■ **Actions to take**:
A: According to the article about the AI system that detects social norm violations, in which journal were the findings published?
B: Write the next part of the article about the AI system that detects social norm violations, picking up after its last sentence.

Summary: A pioneering AI system successfully identifies violations of social norms. Utilizing GPT-3, zero-shot text classification, and automatic rule discovery, the system categorizes social emotions into ten main types. It analyzes written situations and accurately determines if they are positive or negative based on these categories.
This initial study offers promising evidence that the approach can be expanded to encompass more social norms.
Key Facts:
- The AI system uses ten categories of social emotions to identify violations of social norms.
- The system has been tested on two large datasets of short texts, validating its models.
- This preliminary work, funded by DARPA, is seen as a significant step in improving cross-cultural language understanding and situational awareness.
Source: Ben-Gurion University of the Negev
A researcher at Ben-Gurion University of the Negev has designed an AI system that identifies social norm violations.
The DARPA-funded project is one of the first to tackle the automatic identification of social norm violations. While many social norms exist worldwide, social norm violation boils down to only a few general categories.
Prof. Yair Neuman and his engineer Yochai Cohen built the system using GPT-3, zero-shot text classification, and automatic rule discovery. The system used a binary of ten social emotions as categories.
DARPA commissioned The Computational Cultural Understanding (CCU) program to create cross-cultural language understanding technologies to improve a Department of Defense operator’s situational awareness and interactional effectiveness. Cross-cultural miscommunication not only derails negotiations, but also can be a contributing factor leading to war, according to DARPA’s explanation of the rationale for the program.
Their findings were published recently in the prestigious journal Scientific Reports.

■ **Page segmentation data**:
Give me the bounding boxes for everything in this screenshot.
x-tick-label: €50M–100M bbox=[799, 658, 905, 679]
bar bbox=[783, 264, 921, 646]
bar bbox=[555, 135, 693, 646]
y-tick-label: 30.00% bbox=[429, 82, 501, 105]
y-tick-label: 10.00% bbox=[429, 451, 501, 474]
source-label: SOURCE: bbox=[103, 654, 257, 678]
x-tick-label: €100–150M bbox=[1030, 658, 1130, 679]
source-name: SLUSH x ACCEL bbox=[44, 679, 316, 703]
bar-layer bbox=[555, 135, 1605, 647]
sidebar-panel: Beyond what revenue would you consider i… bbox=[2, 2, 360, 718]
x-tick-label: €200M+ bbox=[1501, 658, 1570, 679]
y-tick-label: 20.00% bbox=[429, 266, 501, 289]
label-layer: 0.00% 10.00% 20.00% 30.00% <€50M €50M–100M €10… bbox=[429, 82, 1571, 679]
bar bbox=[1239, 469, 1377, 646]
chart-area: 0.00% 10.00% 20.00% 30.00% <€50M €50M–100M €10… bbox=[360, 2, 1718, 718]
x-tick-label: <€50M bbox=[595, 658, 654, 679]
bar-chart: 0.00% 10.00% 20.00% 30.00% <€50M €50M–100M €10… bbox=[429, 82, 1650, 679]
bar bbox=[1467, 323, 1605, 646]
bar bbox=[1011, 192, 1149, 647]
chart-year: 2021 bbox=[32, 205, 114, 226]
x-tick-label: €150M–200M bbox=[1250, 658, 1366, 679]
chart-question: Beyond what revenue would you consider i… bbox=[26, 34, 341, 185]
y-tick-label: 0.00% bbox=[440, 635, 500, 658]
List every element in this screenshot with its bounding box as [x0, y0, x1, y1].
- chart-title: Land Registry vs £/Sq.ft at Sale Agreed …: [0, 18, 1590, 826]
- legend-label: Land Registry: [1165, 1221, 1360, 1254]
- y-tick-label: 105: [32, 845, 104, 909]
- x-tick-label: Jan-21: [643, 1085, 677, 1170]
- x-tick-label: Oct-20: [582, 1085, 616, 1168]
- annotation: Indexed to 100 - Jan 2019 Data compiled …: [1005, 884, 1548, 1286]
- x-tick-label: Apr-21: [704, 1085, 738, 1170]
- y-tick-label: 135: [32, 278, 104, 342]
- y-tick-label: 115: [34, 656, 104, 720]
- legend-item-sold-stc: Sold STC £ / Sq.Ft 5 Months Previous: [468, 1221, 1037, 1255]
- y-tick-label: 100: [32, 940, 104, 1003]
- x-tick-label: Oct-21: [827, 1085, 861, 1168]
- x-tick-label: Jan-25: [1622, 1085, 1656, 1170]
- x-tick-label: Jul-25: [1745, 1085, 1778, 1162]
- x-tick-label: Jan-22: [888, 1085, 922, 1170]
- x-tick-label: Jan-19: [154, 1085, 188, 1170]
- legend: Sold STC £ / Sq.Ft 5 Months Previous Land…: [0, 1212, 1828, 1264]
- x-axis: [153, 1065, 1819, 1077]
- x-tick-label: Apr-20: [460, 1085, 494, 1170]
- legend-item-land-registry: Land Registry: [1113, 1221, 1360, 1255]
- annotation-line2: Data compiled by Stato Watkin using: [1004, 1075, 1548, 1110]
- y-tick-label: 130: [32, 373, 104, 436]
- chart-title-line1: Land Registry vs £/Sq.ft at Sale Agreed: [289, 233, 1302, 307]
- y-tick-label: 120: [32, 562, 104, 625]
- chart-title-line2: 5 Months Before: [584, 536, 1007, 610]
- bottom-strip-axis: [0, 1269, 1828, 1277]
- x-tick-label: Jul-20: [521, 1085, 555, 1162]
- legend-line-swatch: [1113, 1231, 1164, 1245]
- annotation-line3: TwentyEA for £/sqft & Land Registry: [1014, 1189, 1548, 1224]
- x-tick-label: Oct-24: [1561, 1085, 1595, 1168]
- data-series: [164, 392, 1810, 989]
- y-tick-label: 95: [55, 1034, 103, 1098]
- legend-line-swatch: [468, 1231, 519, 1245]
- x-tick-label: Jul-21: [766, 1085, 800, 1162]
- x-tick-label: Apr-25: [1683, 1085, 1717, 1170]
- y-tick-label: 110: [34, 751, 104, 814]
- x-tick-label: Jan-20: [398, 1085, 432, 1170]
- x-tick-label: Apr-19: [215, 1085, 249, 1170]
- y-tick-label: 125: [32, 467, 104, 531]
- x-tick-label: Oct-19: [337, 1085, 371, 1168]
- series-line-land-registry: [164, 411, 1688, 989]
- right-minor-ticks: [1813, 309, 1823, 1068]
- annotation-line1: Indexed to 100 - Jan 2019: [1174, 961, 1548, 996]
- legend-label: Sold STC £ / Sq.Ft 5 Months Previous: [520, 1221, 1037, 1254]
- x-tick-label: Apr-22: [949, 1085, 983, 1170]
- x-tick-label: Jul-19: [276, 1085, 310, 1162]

■ **Outputs by task**:
A: Scientific Reports

B:
Prof. Neuman and his engineer trained the system to identify ten social emotions: competence, politeness, trust, discipline, caring, agreeableness, success, conformity, decency, and loyalty. The system successfully characterized a written situation under one of these ten classifiers and could perceive if it was positive or negative.
The system was tested on two massive datasets of short texts and empirically proved the validity of the models.
“This is a preliminary work, but it provides strong evidence that our approach is correct and can be scaled up to include more social norms,” says Prof. Yair Neuman.
Prof. Neuman is head of The Functor Lab in the Department of Cognitive and Brain Sciences at BGU.
About this artificial intelligence research news
Author: Ehud Zion Waldoks
Source: Ben-Gurion University of the Negev
Contact: Ehud Zion Waldoks – Ben-Gurion University of the Negev
Image: The image is credited to Neuroscience News
Original Research: Open access.
“AI for identifying social norm violation” by Yair Neuman et al. Scientific Reports
Abstract
AI for identifying social norm violation
Identifying social norms and their violation is a challenge facing several projects in computational science. This paper presents a novel approach to identifying social norm violations.
We used GPT-3, zero-shot classification, and automatic rule discovery to develop simple predictive models grounded in psychological knowledge.
Tested on two massive datasets, the models present significant predictive performance and show that even complex social situations can be functionally analyzed through modern computational tools.